- _What the exercise asks_
Scan the listing below. Report each line that includes "marker".

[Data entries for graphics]
◇ ◇ ◇ ◇ ◇ ◇ ◇

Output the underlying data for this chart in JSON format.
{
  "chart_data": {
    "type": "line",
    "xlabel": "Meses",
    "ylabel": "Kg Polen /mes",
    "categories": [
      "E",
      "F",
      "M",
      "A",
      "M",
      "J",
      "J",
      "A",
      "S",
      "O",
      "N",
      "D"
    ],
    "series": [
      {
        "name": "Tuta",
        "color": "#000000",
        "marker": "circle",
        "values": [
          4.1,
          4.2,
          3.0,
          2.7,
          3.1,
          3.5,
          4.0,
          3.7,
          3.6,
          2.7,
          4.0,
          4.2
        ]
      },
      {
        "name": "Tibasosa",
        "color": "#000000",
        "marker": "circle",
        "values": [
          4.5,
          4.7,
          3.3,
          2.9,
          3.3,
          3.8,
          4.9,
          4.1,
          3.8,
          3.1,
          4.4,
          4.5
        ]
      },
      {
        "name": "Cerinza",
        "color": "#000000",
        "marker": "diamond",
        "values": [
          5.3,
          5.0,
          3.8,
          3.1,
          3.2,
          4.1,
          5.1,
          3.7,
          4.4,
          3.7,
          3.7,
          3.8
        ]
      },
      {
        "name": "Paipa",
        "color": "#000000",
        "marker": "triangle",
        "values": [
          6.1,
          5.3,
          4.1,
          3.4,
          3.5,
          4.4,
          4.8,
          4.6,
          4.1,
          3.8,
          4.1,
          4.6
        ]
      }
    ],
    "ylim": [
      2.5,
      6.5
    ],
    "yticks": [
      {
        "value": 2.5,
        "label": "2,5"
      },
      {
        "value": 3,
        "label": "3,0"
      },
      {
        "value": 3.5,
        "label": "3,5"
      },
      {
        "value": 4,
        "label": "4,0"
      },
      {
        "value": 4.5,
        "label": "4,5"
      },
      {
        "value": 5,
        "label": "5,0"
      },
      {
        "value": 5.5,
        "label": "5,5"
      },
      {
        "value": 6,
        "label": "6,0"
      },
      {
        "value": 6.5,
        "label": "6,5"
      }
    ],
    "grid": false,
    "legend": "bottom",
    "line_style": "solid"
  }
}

◇ ◇ ◇ ◇ ◇ ◇ ◇

- _Written solution_
        "marker": "circle",
        "marker": "circle",
        "marker": "diamond",
        "marker": "triangle",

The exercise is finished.